- [RAW DATA]

- - -

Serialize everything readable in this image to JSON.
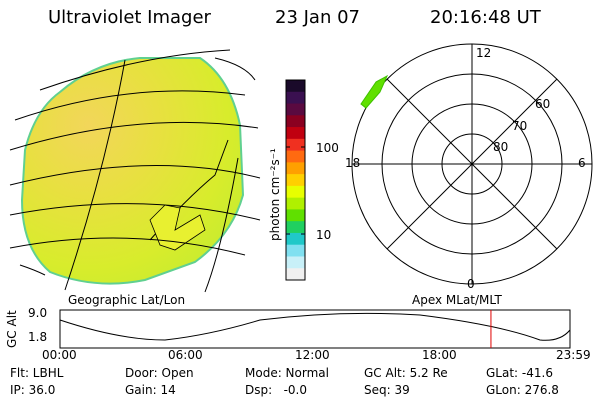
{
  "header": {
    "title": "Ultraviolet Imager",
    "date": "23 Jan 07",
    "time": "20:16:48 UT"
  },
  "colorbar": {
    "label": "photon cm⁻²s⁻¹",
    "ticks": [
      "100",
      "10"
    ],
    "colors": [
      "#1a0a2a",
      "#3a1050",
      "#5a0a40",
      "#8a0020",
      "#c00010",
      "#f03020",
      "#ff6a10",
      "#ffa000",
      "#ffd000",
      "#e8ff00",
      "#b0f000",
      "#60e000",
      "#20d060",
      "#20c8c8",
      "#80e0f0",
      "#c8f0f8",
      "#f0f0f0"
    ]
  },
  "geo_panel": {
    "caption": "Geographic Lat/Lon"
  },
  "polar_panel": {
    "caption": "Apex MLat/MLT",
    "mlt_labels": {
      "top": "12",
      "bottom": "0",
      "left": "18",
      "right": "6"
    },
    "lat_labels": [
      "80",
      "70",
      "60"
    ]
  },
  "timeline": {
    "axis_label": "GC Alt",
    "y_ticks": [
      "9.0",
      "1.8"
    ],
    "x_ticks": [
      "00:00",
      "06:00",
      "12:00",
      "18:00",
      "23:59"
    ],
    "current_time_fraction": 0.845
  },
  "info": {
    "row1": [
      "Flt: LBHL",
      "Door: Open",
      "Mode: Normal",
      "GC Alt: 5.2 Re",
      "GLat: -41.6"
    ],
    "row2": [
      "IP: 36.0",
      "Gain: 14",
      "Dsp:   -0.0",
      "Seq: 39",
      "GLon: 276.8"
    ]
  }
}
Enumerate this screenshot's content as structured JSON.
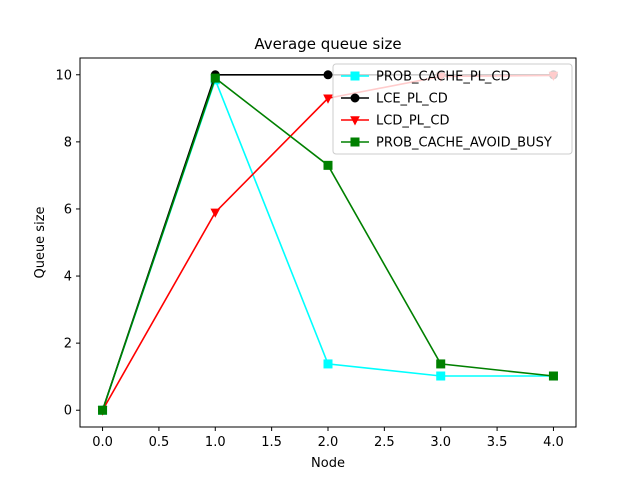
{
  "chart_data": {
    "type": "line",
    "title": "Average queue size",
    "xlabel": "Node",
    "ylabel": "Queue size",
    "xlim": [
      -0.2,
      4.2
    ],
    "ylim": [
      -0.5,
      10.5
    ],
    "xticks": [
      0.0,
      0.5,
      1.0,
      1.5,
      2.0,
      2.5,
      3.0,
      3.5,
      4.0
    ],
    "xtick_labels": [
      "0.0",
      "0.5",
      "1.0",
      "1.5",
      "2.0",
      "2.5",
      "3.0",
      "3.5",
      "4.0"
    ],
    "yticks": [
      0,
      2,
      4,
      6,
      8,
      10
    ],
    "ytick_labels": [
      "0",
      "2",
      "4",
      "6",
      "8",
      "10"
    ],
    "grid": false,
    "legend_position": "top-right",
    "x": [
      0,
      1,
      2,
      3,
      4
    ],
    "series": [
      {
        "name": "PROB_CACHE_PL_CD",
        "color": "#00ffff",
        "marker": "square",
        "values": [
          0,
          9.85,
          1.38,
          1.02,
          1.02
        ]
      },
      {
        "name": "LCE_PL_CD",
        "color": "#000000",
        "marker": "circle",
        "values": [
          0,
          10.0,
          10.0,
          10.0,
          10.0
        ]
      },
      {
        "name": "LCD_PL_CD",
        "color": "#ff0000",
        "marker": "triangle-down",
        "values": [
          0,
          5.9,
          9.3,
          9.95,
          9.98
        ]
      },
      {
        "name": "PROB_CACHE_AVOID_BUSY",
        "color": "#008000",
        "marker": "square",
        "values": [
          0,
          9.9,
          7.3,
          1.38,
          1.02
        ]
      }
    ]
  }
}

- - -

- [WHAT TO WORK ON]
Repeat the lines above exactly, and keep every picture out.

- [RESULT]
Serialize everything readable in this image to JSON.
{
  "header": {
    "title": "Ultraviolet Imager",
    "date": "23 Jan 07",
    "time": "20:16:48 UT"
  },
  "colorbar": {
    "label": "photon cm⁻²s⁻¹",
    "ticks": [
      "100",
      "10"
    ],
    "colors": [
      "#1a0a2a",
      "#3a1050",
      "#5a0a40",
      "#8a0020",
      "#c00010",
      "#f03020",
      "#ff6a10",
      "#ffa000",
      "#ffd000",
      "#e8ff00",
      "#b0f000",
      "#60e000",
      "#20d060",
      "#20c8c8",
      "#80e0f0",
      "#c8f0f8",
      "#f0f0f0"
    ]
  },
  "geo_panel": {
    "caption": "Geographic Lat/Lon"
  },
  "polar_panel": {
    "caption": "Apex MLat/MLT",
    "mlt_labels": {
      "top": "12",
      "bottom": "0",
      "left": "18",
      "right": "6"
    },
    "lat_labels": [
      "80",
      "70",
      "60"
    ]
  },
  "timeline": {
    "axis_label": "GC Alt",
    "y_ticks": [
      "9.0",
      "1.8"
    ],
    "x_ticks": [
      "00:00",
      "06:00",
      "12:00",
      "18:00",
      "23:59"
    ],
    "current_time_fraction": 0.845
  },
  "info": {
    "row1": [
      "Flt: LBHL",
      "Door: Open",
      "Mode: Normal",
      "GC Alt: 5.2 Re",
      "GLat: -41.6"
    ],
    "row2": [
      "IP: 36.0",
      "Gain: 14",
      "Dsp:   -0.0",
      "Seq: 39",
      "GLon: 276.8"
    ]
  }
}
Enumerate this screenshot's content as structured JSON.
{
  "chart_data": {
    "type": "line",
    "title": "Average queue size",
    "xlabel": "Node",
    "ylabel": "Queue size",
    "xlim": [
      -0.2,
      4.2
    ],
    "ylim": [
      -0.5,
      10.5
    ],
    "xticks": [
      0.0,
      0.5,
      1.0,
      1.5,
      2.0,
      2.5,
      3.0,
      3.5,
      4.0
    ],
    "xtick_labels": [
      "0.0",
      "0.5",
      "1.0",
      "1.5",
      "2.0",
      "2.5",
      "3.0",
      "3.5",
      "4.0"
    ],
    "yticks": [
      0,
      2,
      4,
      6,
      8,
      10
    ],
    "ytick_labels": [
      "0",
      "2",
      "4",
      "6",
      "8",
      "10"
    ],
    "grid": false,
    "legend_position": "top-right",
    "x": [
      0,
      1,
      2,
      3,
      4
    ],
    "series": [
      {
        "name": "PROB_CACHE_PL_CD",
        "color": "#00ffff",
        "marker": "square",
        "values": [
          0,
          9.85,
          1.38,
          1.02,
          1.02
        ]
      },
      {
        "name": "LCE_PL_CD",
        "color": "#000000",
        "marker": "circle",
        "values": [
          0,
          10.0,
          10.0,
          10.0,
          10.0
        ]
      },
      {
        "name": "LCD_PL_CD",
        "color": "#ff0000",
        "marker": "triangle-down",
        "values": [
          0,
          5.9,
          9.3,
          9.95,
          9.98
        ]
      },
      {
        "name": "PROB_CACHE_AVOID_BUSY",
        "color": "#008000",
        "marker": "square",
        "values": [
          0,
          9.9,
          7.3,
          1.38,
          1.02
        ]
      }
    ]
  }
}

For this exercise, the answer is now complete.